_Passage_
-.-.-

Roon Nucleus server discovery issues across VLANs (ref#F8X42Y)

What’s happening?

· I’d like to suggest a feature or give feedback

Describe the issue

Having issues using VLANs and what ROON does to find the server. Roon Nucleus and all devices that play are on IoT (VLAN20) and all of the access devices (iPhones, iPad, PC) are on VLAN10. I have setup a firewall rule that any device on VLAN10 can talk to VLAN20 and take return traffic and mdns is active. Roon can't be found unless I get on IoT wifi where it works fine. Once the server has been found, I can change back to VLAN10 and Roon works fine until some kind of background authentication happens then it loses the Nucleus again. I don't have this issue with BluOS, Nest, Alarm system, Garage control, etc all of which are on VLAN20 and can take commands from VLAN10. Only Roon has this problem.

-.-.-

Spatial annotation data
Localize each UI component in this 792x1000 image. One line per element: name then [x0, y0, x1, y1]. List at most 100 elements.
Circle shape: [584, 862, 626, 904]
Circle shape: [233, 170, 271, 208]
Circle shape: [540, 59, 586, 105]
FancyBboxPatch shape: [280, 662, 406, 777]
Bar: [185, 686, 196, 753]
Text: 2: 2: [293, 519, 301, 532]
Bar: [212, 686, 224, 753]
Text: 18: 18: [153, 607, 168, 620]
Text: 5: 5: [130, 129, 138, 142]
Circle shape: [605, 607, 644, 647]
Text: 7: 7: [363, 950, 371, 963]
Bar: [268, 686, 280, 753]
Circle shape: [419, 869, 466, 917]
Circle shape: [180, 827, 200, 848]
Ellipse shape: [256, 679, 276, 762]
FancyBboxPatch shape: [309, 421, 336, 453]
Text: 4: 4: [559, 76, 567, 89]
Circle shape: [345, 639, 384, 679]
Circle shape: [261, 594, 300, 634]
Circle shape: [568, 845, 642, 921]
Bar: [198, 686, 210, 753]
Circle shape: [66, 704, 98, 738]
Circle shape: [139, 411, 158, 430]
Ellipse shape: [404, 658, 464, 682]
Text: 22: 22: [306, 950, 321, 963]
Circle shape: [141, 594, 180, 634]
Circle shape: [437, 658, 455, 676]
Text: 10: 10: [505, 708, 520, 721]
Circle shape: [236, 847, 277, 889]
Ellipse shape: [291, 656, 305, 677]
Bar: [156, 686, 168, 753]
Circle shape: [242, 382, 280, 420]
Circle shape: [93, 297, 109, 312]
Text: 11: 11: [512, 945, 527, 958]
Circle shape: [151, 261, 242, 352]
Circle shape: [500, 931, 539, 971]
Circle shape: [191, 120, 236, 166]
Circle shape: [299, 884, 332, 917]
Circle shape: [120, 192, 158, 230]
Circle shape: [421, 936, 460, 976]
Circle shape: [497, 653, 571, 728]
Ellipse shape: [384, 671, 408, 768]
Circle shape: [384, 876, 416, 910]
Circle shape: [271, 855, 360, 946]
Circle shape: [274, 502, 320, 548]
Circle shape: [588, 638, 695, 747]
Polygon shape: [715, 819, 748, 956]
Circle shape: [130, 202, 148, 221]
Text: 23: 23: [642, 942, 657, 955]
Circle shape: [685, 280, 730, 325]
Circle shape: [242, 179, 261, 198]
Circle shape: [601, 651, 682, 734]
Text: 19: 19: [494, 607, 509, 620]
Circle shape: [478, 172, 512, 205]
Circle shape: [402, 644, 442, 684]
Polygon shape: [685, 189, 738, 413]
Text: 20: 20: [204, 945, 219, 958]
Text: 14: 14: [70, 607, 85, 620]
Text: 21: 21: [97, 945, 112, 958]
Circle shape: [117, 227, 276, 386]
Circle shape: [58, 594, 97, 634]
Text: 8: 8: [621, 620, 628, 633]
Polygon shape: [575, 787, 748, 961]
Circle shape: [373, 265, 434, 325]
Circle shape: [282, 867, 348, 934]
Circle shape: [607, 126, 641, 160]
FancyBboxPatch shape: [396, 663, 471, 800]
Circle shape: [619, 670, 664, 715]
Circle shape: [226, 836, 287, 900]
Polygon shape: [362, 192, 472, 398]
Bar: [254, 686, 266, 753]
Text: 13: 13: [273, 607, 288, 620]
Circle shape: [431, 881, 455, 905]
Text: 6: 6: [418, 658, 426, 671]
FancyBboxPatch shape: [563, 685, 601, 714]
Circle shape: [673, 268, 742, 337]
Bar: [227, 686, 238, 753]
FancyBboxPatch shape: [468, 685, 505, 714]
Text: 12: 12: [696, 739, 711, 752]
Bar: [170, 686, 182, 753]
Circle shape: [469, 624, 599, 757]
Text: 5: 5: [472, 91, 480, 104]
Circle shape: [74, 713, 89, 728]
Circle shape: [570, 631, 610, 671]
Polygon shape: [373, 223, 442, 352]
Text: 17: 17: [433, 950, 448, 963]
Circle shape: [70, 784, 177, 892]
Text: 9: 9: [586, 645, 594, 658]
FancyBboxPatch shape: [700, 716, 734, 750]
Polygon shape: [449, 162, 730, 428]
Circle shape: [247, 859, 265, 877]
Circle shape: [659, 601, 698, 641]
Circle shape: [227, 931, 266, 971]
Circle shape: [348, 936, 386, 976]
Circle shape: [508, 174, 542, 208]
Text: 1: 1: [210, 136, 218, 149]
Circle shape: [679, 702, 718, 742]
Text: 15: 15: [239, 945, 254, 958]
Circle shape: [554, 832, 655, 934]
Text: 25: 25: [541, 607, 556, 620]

-.-.-

_Direction_
In the post about Roon server discovery across VLANs, which systems on VLAN20 are named as taking commands from VLAN10 without this problem? This data was drawn from a separate source and has no connection to the post.

_Correct output_
BluOS, Nest, the alarm system, and the garage control.